>> START Data excerpts
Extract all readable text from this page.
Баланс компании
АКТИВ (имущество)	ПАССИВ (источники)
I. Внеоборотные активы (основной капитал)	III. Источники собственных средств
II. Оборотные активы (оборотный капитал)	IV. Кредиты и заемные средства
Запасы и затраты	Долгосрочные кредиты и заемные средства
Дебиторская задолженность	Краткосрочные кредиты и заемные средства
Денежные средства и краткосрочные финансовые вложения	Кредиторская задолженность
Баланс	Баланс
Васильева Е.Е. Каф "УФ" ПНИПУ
>> END Data excerpts
■ **Given request**:
Output every entry shown above, exactly.

■ **Written solution**:
Extract all readable text from this page.
Баланс компании
АКТИВ (имущество)	ПАССИВ (источники)
I. Внеоборотные активы (основной капитал)	III. Источники собственных средств
II. Оборотные активы (оборотный капитал)	IV. Кредиты и заемные средства
Запасы и затраты	Долгосрочные кредиты и заемные средства
Дебиторская задолженность	Краткосрочные кредиты и заемные средства
Денежные средства и краткосрочные финансовые вложения	Кредиторская задолженность
Баланс	Баланс
Васильева Е.Е. Каф "УФ" ПНИПУ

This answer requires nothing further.